* Start *
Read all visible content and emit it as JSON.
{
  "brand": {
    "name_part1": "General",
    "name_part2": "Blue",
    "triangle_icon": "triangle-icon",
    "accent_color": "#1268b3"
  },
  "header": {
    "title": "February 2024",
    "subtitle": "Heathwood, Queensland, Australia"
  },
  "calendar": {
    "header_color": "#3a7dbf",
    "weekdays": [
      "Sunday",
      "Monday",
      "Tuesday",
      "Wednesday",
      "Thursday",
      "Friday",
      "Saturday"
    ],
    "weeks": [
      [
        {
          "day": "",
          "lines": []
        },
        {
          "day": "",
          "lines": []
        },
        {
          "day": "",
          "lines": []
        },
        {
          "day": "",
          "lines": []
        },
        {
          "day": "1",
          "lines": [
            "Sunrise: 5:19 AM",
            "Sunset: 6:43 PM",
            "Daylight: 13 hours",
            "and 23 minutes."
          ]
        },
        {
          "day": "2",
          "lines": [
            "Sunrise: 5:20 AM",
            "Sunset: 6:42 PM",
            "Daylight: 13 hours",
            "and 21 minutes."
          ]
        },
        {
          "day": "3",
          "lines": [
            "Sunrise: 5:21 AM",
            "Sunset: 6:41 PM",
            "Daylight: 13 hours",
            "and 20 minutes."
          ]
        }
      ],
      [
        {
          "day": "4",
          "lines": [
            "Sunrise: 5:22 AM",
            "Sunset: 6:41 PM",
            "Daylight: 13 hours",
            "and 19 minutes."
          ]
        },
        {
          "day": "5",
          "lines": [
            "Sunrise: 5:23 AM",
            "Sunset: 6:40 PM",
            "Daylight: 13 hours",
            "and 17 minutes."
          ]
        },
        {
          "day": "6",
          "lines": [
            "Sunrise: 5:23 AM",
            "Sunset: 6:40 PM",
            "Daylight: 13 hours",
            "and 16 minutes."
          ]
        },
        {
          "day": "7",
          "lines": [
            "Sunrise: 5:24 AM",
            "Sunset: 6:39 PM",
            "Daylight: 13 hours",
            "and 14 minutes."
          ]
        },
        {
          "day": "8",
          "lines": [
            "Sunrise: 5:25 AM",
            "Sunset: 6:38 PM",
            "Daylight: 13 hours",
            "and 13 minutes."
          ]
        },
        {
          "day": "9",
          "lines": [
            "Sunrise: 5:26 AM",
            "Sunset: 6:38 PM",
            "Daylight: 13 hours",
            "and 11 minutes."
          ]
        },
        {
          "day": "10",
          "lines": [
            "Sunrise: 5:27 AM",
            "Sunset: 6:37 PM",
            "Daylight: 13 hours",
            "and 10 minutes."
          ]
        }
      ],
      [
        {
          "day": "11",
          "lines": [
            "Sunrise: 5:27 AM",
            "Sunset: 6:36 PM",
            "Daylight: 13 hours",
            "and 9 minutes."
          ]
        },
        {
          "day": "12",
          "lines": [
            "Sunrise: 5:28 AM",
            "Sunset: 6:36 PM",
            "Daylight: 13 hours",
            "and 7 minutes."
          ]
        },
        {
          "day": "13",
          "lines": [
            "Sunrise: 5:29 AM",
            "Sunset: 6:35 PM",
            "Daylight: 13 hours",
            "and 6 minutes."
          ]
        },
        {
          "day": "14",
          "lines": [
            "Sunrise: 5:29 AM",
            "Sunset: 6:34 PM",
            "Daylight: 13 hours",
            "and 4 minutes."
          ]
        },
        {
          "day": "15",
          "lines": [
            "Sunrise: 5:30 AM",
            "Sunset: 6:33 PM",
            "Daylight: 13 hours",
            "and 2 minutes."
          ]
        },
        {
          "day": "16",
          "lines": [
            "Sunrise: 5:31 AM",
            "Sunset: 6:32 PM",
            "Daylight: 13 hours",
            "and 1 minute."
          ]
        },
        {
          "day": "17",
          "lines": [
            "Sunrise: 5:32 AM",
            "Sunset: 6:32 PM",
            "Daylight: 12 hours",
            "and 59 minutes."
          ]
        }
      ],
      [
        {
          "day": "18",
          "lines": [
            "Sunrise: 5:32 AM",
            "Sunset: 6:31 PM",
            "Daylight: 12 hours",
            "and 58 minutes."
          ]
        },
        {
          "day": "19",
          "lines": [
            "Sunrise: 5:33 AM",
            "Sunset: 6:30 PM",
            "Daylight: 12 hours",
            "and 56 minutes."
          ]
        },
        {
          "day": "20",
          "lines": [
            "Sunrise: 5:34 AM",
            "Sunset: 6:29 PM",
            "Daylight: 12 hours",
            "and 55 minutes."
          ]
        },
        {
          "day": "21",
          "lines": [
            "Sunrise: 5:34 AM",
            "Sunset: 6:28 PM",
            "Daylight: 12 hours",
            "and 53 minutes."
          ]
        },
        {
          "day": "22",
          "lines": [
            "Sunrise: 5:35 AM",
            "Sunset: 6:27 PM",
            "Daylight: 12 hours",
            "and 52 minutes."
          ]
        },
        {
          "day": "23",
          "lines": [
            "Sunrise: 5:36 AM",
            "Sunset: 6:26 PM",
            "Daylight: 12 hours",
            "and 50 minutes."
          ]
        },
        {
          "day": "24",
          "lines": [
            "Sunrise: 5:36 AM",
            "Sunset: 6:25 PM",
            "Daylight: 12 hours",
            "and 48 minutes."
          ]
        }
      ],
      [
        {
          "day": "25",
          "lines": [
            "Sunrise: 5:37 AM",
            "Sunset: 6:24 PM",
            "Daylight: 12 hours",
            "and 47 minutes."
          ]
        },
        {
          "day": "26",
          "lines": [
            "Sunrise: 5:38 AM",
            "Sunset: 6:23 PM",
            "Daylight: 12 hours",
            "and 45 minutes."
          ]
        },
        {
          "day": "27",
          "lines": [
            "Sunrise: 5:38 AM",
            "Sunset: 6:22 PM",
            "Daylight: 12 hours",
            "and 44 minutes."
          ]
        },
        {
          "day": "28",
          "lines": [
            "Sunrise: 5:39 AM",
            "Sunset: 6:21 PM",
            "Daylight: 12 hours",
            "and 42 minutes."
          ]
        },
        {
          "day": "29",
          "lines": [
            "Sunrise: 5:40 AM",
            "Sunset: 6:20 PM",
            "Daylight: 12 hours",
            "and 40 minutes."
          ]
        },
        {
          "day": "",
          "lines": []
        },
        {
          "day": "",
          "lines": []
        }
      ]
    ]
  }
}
* End *
## Exercise aim
Transcribe the entire listing above precisely.

## Output of the exercise
Read all visible content and emit it as JSON.
{
  "brand": {
    "name_part1": "General",
    "name_part2": "Blue",
    "triangle_icon": "triangle-icon",
    "accent_color": "#1268b3"
  },
  "header": {
    "title": "February 2024",
    "subtitle": "Heathwood, Queensland, Australia"
  },
  "calendar": {
    "header_color": "#3a7dbf",
    "weekdays": [
      "Sunday",
      "Monday",
      "Tuesday",
      "Wednesday",
      "Thursday",
      "Friday",
      "Saturday"
    ],
    "weeks": [
      [
        {
          "day": "",
          "lines": []
        },
        {
          "day": "",
          "lines": []
        },
        {
          "day": "",
          "lines": []
        },
        {
          "day": "",
          "lines": []
        },
        {
          "day": "1",
          "lines": [
            "Sunrise: 5:19 AM",
            "Sunset: 6:43 PM",
            "Daylight: 13 hours",
            "and 23 minutes."
          ]
        },
        {
          "day": "2",
          "lines": [
            "Sunrise: 5:20 AM",
            "Sunset: 6:42 PM",
            "Daylight: 13 hours",
            "and 21 minutes."
          ]
        },
        {
          "day": "3",
          "lines": [
            "Sunrise: 5:21 AM",
            "Sunset: 6:41 PM",
            "Daylight: 13 hours",
            "and 20 minutes."
          ]
        }
      ],
      [
        {
          "day": "4",
          "lines": [
            "Sunrise: 5:22 AM",
            "Sunset: 6:41 PM",
            "Daylight: 13 hours",
            "and 19 minutes."
          ]
        },
        {
          "day": "5",
          "lines": [
            "Sunrise: 5:23 AM",
            "Sunset: 6:40 PM",
            "Daylight: 13 hours",
            "and 17 minutes."
          ]
        },
        {
          "day": "6",
          "lines": [
            "Sunrise: 5:23 AM",
            "Sunset: 6:40 PM",
            "Daylight: 13 hours",
            "and 16 minutes."
          ]
        },
        {
          "day": "7",
          "lines": [
            "Sunrise: 5:24 AM",
            "Sunset: 6:39 PM",
            "Daylight: 13 hours",
            "and 14 minutes."
          ]
        },
        {
          "day": "8",
          "lines": [
            "Sunrise: 5:25 AM",
            "Sunset: 6:38 PM",
            "Daylight: 13 hours",
            "and 13 minutes."
          ]
        },
        {
          "day": "9",
          "lines": [
            "Sunrise: 5:26 AM",
            "Sunset: 6:38 PM",
            "Daylight: 13 hours",
            "and 11 minutes."
          ]
        },
        {
          "day": "10",
          "lines": [
            "Sunrise: 5:27 AM",
            "Sunset: 6:37 PM",
            "Daylight: 13 hours",
            "and 10 minutes."
          ]
        }
      ],
      [
        {
          "day": "11",
          "lines": [
            "Sunrise: 5:27 AM",
            "Sunset: 6:36 PM",
            "Daylight: 13 hours",
            "and 9 minutes."
          ]
        },
        {
          "day": "12",
          "lines": [
            "Sunrise: 5:28 AM",
            "Sunset: 6:36 PM",
            "Daylight: 13 hours",
            "and 7 minutes."
          ]
        },
        {
          "day": "13",
          "lines": [
            "Sunrise: 5:29 AM",
            "Sunset: 6:35 PM",
            "Daylight: 13 hours",
            "and 6 minutes."
          ]
        },
        {
          "day": "14",
          "lines": [
            "Sunrise: 5:29 AM",
            "Sunset: 6:34 PM",
            "Daylight: 13 hours",
            "and 4 minutes."
          ]
        },
        {
          "day": "15",
          "lines": [
            "Sunrise: 5:30 AM",
            "Sunset: 6:33 PM",
            "Daylight: 13 hours",
            "and 2 minutes."
          ]
        },
        {
          "day": "16",
          "lines": [
            "Sunrise: 5:31 AM",
            "Sunset: 6:32 PM",
            "Daylight: 13 hours",
            "and 1 minute."
          ]
        },
        {
          "day": "17",
          "lines": [
            "Sunrise: 5:32 AM",
            "Sunset: 6:32 PM",
            "Daylight: 12 hours",
            "and 59 minutes."
          ]
        }
      ],
      [
        {
          "day": "18",
          "lines": [
            "Sunrise: 5:32 AM",
            "Sunset: 6:31 PM",
            "Daylight: 12 hours",
            "and 58 minutes."
          ]
        },
        {
          "day": "19",
          "lines": [
            "Sunrise: 5:33 AM",
            "Sunset: 6:30 PM",
            "Daylight: 12 hours",
            "and 56 minutes."
          ]
        },
        {
          "day": "20",
          "lines": [
            "Sunrise: 5:34 AM",
            "Sunset: 6:29 PM",
            "Daylight: 12 hours",
            "and 55 minutes."
          ]
        },
        {
          "day": "21",
          "lines": [
            "Sunrise: 5:34 AM",
            "Sunset: 6:28 PM",
            "Daylight: 12 hours",
            "and 53 minutes."
          ]
        },
        {
          "day": "22",
          "lines": [
            "Sunrise: 5:35 AM",
            "Sunset: 6:27 PM",
            "Daylight: 12 hours",
            "and 52 minutes."
          ]
        },
        {
          "day": "23",
          "lines": [
            "Sunrise: 5:36 AM",
            "Sunset: 6:26 PM",
            "Daylight: 12 hours",
            "and 50 minutes."
          ]
        },
        {
          "day": "24",
          "lines": [
            "Sunrise: 5:36 AM",
            "Sunset: 6:25 PM",
            "Daylight: 12 hours",
            "and 48 minutes."
          ]
        }
      ],
      [
        {
          "day": "25",
          "lines": [
            "Sunrise: 5:37 AM",
            "Sunset: 6:24 PM",
            "Daylight: 12 hours",
            "and 47 minutes."
          ]
        },
        {
          "day": "26",
          "lines": [
            "Sunrise: 5:38 AM",
            "Sunset: 6:23 PM",
            "Daylight: 12 hours",
            "and 45 minutes."
          ]
        },
        {
          "day": "27",
          "lines": [
            "Sunrise: 5:38 AM",
            "Sunset: 6:22 PM",
            "Daylight: 12 hours",
            "and 44 minutes."
          ]
        },
        {
          "day": "28",
          "lines": [
            "Sunrise: 5:39 AM",
            "Sunset: 6:21 PM",
            "Daylight: 12 hours",
            "and 42 minutes."
          ]
        },
        {
          "day": "29",
          "lines": [
            "Sunrise: 5:40 AM",
            "Sunset: 6:20 PM",
            "Daylight: 12 hours",
            "and 40 minutes."
          ]
        },
        {
          "day": "",
          "lines": []
        },
        {
          "day": "",
          "lines": []
        }
      ]
    ]
  }
}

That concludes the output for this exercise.